**Your objective**
Each line that holds the word "activation" should be returned.

**Exercise material**
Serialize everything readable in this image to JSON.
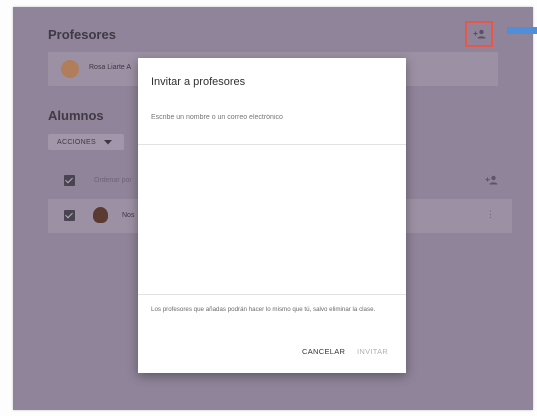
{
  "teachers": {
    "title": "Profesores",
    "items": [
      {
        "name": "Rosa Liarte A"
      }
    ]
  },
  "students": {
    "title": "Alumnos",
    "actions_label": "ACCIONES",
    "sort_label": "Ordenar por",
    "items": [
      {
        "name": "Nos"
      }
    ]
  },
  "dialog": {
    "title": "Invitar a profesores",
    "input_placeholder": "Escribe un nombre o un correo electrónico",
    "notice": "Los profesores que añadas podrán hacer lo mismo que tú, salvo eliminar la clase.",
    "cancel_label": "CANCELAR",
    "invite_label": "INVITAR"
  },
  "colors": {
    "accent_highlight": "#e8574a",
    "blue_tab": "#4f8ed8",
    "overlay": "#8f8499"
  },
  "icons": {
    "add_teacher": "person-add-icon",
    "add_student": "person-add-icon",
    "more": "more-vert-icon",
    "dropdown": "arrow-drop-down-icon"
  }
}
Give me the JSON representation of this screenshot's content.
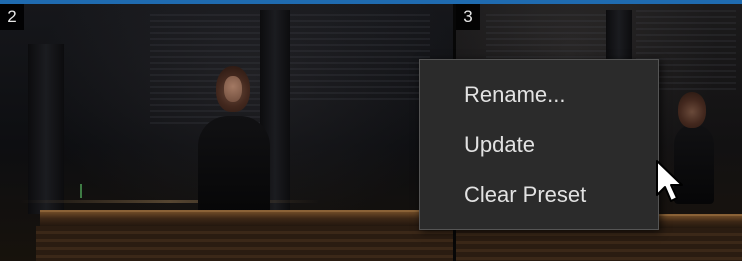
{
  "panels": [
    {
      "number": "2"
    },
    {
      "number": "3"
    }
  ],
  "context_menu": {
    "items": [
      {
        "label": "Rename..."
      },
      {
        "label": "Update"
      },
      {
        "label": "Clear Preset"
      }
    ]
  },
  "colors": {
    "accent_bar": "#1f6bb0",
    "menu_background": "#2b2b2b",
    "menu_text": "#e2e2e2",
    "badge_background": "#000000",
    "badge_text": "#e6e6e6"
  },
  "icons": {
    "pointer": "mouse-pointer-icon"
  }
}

* * *

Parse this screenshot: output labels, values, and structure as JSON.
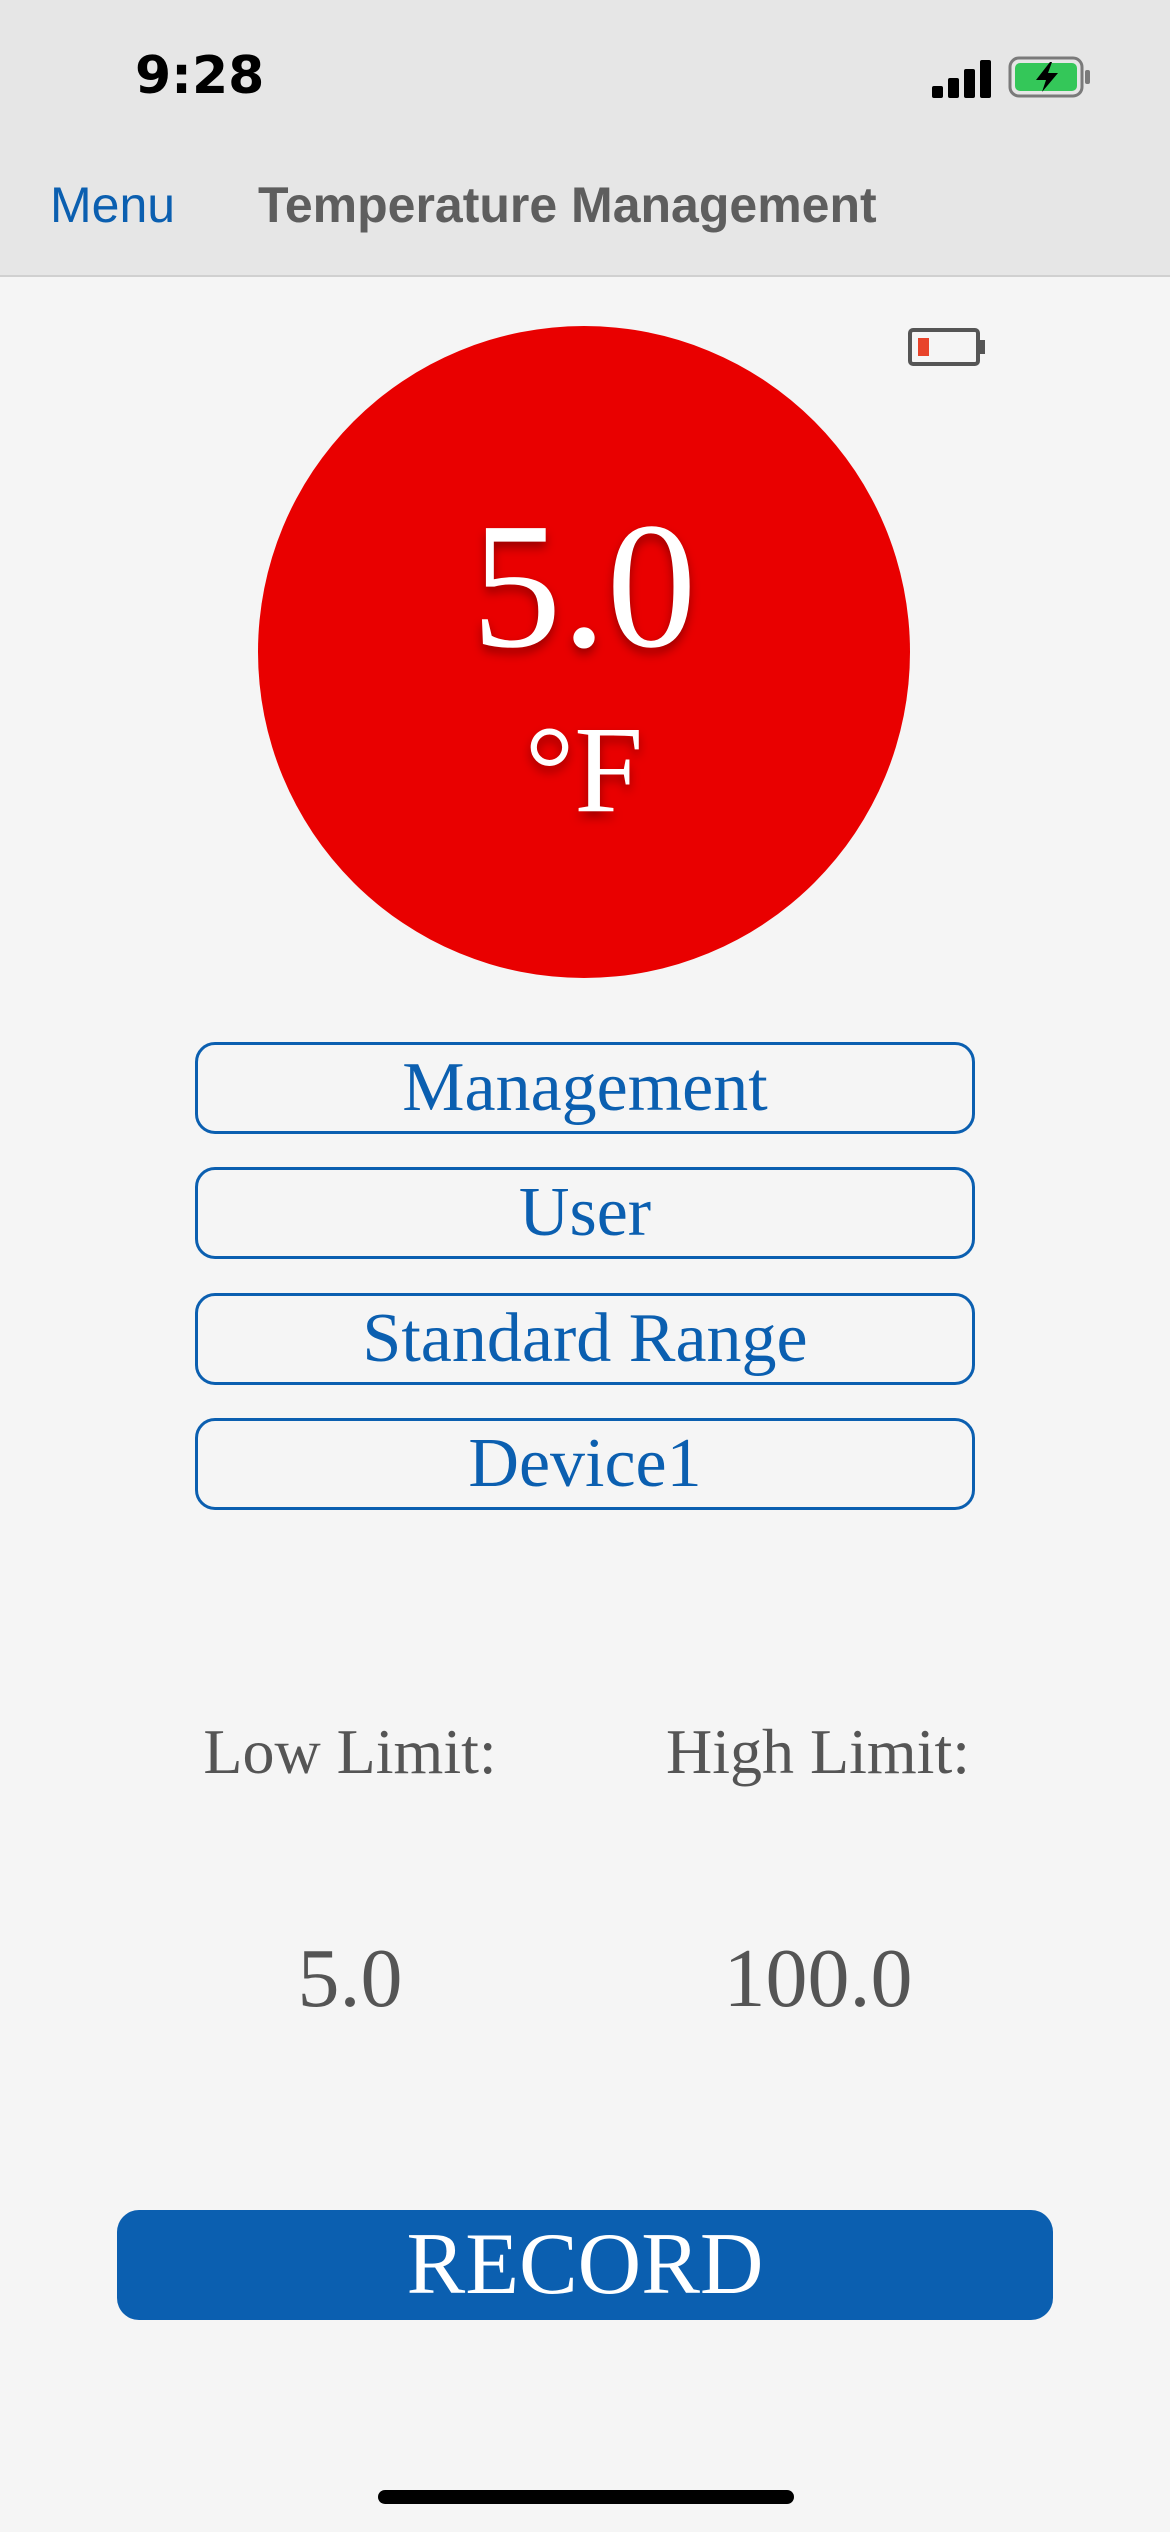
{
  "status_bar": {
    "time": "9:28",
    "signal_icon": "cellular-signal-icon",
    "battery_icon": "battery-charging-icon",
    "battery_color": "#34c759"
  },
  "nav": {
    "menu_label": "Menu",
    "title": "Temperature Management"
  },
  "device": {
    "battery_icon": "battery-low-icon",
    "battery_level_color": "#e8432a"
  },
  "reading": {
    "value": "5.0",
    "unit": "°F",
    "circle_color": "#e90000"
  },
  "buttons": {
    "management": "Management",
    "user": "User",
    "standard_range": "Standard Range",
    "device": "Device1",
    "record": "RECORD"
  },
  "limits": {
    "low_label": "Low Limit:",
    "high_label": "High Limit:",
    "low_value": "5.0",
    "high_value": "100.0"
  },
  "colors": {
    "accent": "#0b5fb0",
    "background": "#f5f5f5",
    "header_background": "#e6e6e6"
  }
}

--

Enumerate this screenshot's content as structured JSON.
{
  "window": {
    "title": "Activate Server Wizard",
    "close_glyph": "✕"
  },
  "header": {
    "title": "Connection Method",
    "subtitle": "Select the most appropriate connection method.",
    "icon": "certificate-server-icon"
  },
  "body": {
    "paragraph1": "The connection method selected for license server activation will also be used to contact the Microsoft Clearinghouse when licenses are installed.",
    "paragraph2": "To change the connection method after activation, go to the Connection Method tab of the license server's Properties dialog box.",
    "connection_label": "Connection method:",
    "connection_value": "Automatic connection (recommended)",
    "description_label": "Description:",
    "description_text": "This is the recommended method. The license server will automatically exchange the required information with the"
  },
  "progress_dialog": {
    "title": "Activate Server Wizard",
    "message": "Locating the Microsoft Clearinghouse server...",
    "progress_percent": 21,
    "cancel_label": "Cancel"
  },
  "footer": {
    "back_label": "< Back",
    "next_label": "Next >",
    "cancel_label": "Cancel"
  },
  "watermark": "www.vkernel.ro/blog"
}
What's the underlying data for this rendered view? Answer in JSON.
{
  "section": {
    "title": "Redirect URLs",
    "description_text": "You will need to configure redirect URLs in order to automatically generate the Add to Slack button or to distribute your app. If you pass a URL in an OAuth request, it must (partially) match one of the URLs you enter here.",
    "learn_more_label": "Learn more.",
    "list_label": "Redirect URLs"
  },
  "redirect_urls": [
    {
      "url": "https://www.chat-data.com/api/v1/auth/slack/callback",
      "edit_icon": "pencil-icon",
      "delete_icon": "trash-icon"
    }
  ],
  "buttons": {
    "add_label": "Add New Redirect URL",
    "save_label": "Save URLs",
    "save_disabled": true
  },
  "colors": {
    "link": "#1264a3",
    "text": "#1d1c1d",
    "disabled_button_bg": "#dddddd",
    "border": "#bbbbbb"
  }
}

**Result**
    "paragraph1": "The connection method selected for license server activation will also be used to contact the Microsoft Clearinghouse when licenses are installed.",
    "paragraph2": "To change the connection method after activation, go to the Connection Method tab of the license server's Properties dialog box.",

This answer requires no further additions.